• _Directions_
Update the records below from the line containing "For every button, label, input, icon, or" through the line containing "menu-separator <box>57 200 412 201</box>", inclusive, by changing "screenshot" to "screen capture" and keeping everything else unchanged. Leave the pictures out of your answer.

• _Data rows_

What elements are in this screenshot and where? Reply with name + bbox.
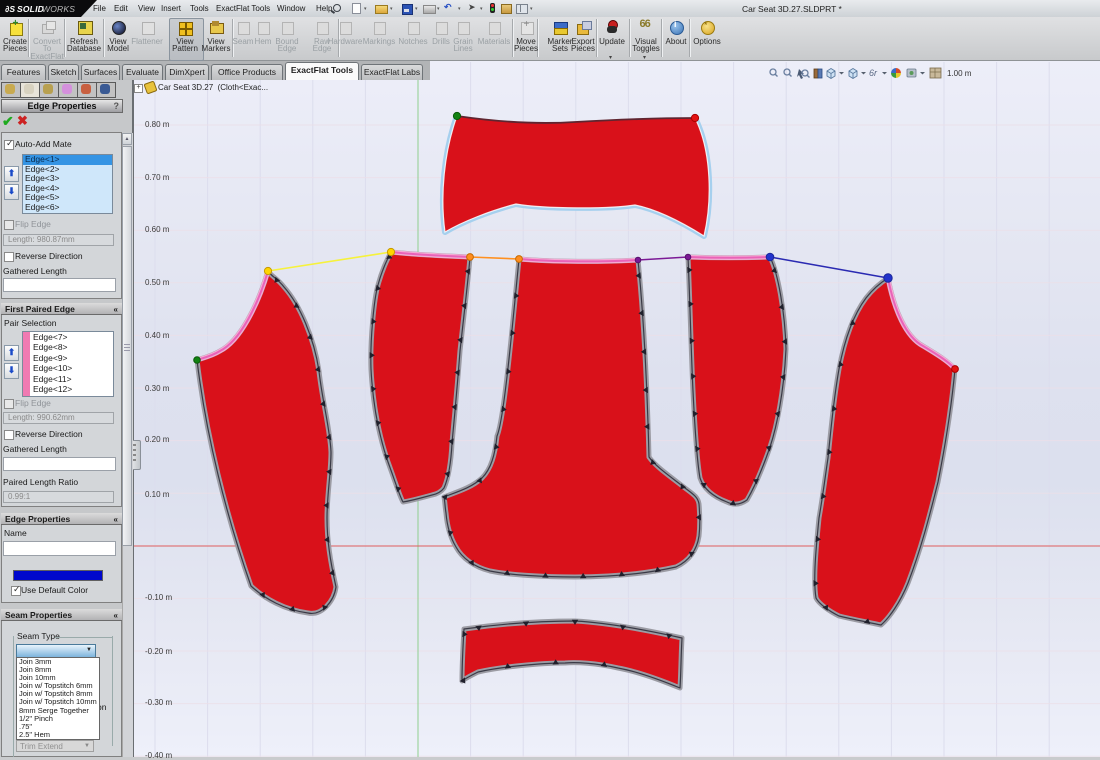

--

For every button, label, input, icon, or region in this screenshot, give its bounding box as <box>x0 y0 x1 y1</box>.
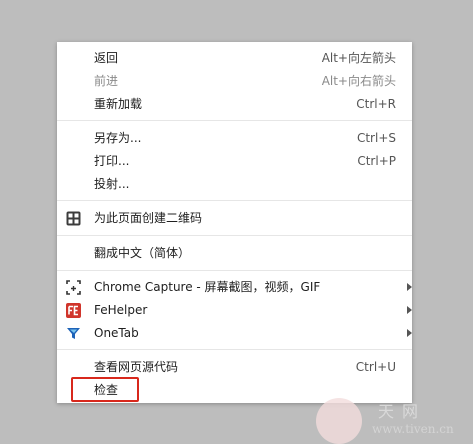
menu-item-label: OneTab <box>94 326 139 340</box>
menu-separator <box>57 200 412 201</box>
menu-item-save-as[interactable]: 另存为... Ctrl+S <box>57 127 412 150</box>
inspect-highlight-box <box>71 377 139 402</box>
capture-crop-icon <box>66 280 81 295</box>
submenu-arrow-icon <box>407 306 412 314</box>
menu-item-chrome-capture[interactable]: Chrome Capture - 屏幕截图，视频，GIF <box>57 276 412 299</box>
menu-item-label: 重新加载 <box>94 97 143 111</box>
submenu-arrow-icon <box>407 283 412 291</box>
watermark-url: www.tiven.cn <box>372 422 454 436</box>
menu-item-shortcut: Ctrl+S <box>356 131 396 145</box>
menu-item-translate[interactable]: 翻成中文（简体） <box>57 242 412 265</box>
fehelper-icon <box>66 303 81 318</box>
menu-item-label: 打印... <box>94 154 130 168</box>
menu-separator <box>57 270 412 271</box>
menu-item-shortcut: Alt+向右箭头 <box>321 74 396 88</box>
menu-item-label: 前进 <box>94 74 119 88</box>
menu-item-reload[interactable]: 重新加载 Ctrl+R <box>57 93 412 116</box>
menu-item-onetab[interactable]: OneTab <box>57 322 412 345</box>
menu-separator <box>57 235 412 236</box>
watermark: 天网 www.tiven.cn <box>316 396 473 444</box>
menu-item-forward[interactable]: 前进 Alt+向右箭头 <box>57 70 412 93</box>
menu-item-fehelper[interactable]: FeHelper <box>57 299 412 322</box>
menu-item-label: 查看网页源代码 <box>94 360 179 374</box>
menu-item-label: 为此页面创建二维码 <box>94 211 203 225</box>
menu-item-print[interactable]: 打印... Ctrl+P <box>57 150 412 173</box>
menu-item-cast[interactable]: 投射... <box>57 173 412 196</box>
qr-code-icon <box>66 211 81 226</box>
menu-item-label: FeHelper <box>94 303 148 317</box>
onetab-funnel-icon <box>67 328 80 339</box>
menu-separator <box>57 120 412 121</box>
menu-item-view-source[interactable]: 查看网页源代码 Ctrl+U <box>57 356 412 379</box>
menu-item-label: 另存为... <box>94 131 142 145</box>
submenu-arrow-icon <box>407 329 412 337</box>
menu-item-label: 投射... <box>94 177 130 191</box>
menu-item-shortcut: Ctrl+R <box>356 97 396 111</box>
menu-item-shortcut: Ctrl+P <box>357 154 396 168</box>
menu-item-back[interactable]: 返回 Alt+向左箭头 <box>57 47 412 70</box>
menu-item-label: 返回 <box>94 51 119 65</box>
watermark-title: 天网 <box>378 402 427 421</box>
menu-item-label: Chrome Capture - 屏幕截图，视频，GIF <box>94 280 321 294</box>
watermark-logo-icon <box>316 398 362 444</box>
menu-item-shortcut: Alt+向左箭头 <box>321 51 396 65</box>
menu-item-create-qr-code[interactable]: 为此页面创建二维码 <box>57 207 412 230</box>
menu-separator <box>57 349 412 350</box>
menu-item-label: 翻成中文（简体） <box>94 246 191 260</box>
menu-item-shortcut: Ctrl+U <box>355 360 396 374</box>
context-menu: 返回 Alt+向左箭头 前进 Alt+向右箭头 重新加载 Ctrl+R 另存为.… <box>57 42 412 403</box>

--

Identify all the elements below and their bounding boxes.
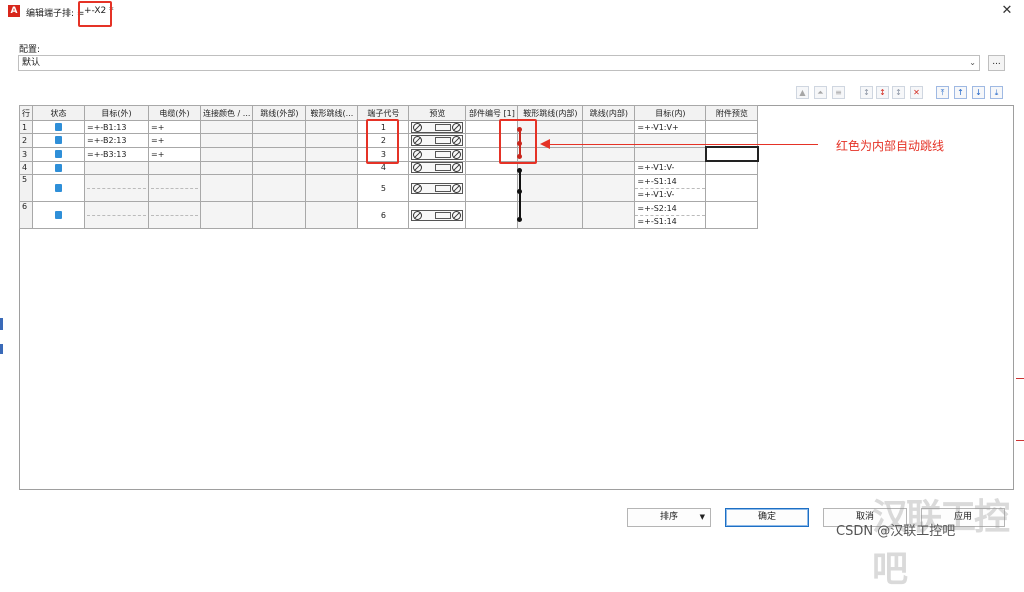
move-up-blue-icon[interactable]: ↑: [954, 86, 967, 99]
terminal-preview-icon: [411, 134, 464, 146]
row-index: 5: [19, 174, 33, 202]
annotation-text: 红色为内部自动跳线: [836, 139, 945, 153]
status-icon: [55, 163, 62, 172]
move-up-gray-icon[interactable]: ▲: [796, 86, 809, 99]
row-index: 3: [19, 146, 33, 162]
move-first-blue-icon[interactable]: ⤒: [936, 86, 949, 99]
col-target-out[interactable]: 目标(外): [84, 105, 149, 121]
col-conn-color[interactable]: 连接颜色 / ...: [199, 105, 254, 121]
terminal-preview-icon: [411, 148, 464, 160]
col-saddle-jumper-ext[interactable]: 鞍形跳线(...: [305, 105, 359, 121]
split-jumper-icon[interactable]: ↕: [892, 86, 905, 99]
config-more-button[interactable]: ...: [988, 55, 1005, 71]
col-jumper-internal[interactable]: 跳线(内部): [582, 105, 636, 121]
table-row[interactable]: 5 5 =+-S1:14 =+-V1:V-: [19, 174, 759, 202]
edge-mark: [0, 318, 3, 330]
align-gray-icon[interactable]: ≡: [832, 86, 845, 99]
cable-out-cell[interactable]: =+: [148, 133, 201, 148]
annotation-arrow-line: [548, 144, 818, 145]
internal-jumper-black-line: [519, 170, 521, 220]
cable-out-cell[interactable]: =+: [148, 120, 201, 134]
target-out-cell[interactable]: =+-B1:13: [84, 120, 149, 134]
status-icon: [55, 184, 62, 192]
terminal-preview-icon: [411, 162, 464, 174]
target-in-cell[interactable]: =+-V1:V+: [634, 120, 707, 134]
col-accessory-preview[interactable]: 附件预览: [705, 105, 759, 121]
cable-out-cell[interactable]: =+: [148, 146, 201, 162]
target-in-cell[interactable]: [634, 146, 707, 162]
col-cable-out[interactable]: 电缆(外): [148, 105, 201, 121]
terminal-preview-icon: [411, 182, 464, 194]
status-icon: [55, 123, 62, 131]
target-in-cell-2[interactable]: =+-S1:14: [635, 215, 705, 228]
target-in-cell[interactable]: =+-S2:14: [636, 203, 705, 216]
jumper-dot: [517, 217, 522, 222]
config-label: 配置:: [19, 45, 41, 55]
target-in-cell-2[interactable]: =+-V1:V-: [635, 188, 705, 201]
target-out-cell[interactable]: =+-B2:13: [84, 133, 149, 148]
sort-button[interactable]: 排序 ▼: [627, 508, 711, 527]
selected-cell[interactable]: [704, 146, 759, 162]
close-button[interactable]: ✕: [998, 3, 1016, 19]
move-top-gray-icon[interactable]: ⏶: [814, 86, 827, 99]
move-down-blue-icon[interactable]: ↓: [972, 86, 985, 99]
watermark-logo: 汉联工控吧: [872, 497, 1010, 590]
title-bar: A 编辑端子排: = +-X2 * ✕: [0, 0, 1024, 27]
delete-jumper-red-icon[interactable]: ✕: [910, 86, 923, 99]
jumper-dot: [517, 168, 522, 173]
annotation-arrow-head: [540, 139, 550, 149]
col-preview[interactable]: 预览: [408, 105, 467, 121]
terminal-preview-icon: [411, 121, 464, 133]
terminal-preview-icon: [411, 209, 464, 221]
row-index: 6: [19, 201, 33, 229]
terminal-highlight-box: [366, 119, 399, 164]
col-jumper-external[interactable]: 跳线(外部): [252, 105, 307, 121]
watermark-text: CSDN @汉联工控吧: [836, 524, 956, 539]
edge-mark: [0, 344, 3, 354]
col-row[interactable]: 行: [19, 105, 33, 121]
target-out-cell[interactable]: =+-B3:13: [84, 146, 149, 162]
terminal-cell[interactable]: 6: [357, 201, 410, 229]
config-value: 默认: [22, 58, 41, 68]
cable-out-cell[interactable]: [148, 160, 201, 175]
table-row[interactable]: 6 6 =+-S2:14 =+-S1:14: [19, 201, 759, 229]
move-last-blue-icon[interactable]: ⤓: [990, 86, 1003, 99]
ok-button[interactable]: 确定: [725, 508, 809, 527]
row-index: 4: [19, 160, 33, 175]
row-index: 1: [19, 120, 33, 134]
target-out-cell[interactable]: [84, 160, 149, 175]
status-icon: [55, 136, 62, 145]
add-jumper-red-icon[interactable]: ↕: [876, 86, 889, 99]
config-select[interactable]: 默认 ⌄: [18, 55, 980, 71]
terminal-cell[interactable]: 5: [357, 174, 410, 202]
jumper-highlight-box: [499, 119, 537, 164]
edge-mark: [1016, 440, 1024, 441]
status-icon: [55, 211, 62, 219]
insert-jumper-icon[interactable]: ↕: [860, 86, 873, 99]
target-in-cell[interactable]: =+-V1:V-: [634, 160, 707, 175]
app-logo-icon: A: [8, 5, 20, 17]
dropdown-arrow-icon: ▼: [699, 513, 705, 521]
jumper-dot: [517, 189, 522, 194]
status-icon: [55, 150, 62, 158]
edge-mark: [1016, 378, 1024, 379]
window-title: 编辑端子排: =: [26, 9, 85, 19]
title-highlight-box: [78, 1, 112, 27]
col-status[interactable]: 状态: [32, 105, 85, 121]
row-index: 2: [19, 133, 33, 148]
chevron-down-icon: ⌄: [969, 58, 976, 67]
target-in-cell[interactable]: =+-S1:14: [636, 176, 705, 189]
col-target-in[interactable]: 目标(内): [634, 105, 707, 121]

• _Solution for this exercise_
For every button, label, input, icon, or region in this screen capture, give its bounding box as <box>x0 y0 x1 y1</box>.
menu-item-label: OneTab <box>94 326 139 340</box>
menu-separator <box>57 200 412 201</box>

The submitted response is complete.